-- Start Records supplied --
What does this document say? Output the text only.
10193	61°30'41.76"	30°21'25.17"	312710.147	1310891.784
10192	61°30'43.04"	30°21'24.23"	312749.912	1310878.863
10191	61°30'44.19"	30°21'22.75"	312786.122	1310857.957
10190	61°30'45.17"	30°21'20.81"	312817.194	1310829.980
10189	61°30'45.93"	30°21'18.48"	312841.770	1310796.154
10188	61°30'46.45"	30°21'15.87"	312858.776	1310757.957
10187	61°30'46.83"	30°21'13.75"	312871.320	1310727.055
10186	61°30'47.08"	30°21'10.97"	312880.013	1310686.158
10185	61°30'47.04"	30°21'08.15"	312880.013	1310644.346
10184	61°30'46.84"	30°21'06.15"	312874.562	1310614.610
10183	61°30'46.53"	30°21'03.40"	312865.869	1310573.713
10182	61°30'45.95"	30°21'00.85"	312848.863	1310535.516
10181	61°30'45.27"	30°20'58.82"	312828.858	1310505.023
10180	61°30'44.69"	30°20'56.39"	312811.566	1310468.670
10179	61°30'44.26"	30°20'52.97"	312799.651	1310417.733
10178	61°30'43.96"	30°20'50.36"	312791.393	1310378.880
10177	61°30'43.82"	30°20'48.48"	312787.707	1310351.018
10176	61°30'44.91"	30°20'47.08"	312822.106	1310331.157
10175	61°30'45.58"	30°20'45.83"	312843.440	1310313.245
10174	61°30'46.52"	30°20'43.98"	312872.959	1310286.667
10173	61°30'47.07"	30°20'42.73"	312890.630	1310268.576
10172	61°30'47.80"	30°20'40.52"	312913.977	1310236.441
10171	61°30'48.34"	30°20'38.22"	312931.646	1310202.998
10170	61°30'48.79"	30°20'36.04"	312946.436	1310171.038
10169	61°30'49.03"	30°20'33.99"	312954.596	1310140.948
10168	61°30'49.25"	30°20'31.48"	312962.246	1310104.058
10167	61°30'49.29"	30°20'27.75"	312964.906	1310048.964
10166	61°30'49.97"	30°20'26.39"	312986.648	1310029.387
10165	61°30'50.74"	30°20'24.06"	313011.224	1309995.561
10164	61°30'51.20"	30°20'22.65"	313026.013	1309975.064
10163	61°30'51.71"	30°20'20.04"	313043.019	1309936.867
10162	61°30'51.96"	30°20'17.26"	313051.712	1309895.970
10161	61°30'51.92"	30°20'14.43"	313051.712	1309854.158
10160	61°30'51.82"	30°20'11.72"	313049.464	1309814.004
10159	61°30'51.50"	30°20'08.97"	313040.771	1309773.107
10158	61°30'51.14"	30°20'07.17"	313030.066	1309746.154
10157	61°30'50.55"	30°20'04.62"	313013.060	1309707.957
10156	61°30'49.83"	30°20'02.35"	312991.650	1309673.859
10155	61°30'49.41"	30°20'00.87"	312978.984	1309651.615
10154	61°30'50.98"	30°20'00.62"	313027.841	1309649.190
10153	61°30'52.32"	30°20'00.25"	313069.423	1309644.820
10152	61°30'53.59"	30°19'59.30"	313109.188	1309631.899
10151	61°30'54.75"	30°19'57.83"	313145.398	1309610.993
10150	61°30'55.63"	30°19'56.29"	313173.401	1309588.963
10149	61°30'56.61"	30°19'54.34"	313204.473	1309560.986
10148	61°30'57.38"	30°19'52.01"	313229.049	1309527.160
-- End Records supplied --
### Task requirements
Write an exact transcription of every entry above.

### Exercise answer
What does this document say? Output the text only.
10193	61°30'41.76"	30°21'25.17"	312710.147	1310891.784
10192	61°30'43.04"	30°21'24.23"	312749.912	1310878.863
10191	61°30'44.19"	30°21'22.75"	312786.122	1310857.957
10190	61°30'45.17"	30°21'20.81"	312817.194	1310829.980
10189	61°30'45.93"	30°21'18.48"	312841.770	1310796.154
10188	61°30'46.45"	30°21'15.87"	312858.776	1310757.957
10187	61°30'46.83"	30°21'13.75"	312871.320	1310727.055
10186	61°30'47.08"	30°21'10.97"	312880.013	1310686.158
10185	61°30'47.04"	30°21'08.15"	312880.013	1310644.346
10184	61°30'46.84"	30°21'06.15"	312874.562	1310614.610
10183	61°30'46.53"	30°21'03.40"	312865.869	1310573.713
10182	61°30'45.95"	30°21'00.85"	312848.863	1310535.516
10181	61°30'45.27"	30°20'58.82"	312828.858	1310505.023
10180	61°30'44.69"	30°20'56.39"	312811.566	1310468.670
10179	61°30'44.26"	30°20'52.97"	312799.651	1310417.733
10178	61°30'43.96"	30°20'50.36"	312791.393	1310378.880
10177	61°30'43.82"	30°20'48.48"	312787.707	1310351.018
10176	61°30'44.91"	30°20'47.08"	312822.106	1310331.157
10175	61°30'45.58"	30°20'45.83"	312843.440	1310313.245
10174	61°30'46.52"	30°20'43.98"	312872.959	1310286.667
10173	61°30'47.07"	30°20'42.73"	312890.630	1310268.576
10172	61°30'47.80"	30°20'40.52"	312913.977	1310236.441
10171	61°30'48.34"	30°20'38.22"	312931.646	1310202.998
10170	61°30'48.79"	30°20'36.04"	312946.436	1310171.038
10169	61°30'49.03"	30°20'33.99"	312954.596	1310140.948
10168	61°30'49.25"	30°20'31.48"	312962.246	1310104.058
10167	61°30'49.29"	30°20'27.75"	312964.906	1310048.964
10166	61°30'49.97"	30°20'26.39"	312986.648	1310029.387
10165	61°30'50.74"	30°20'24.06"	313011.224	1309995.561
10164	61°30'51.20"	30°20'22.65"	313026.013	1309975.064
10163	61°30'51.71"	30°20'20.04"	313043.019	1309936.867
10162	61°30'51.96"	30°20'17.26"	313051.712	1309895.970
10161	61°30'51.92"	30°20'14.43"	313051.712	1309854.158
10160	61°30'51.82"	30°20'11.72"	313049.464	1309814.004
10159	61°30'51.50"	30°20'08.97"	313040.771	1309773.107
10158	61°30'51.14"	30°20'07.17"	313030.066	1309746.154
10157	61°30'50.55"	30°20'04.62"	313013.060	1309707.957
10156	61°30'49.83"	30°20'02.35"	312991.650	1309673.859
10155	61°30'49.41"	30°20'00.87"	312978.984	1309651.615
10154	61°30'50.98"	30°20'00.62"	313027.841	1309649.190
10153	61°30'52.32"	30°20'00.25"	313069.423	1309644.820
10152	61°30'53.59"	30°19'59.30"	313109.188	1309631.899
10151	61°30'54.75"	30°19'57.83"	313145.398	1309610.993
10150	61°30'55.63"	30°19'56.29"	313173.401	1309588.963
10149	61°30'56.61"	30°19'54.34"	313204.473	1309560.986
10148	61°30'57.38"	30°19'52.01"	313229.049	1309527.160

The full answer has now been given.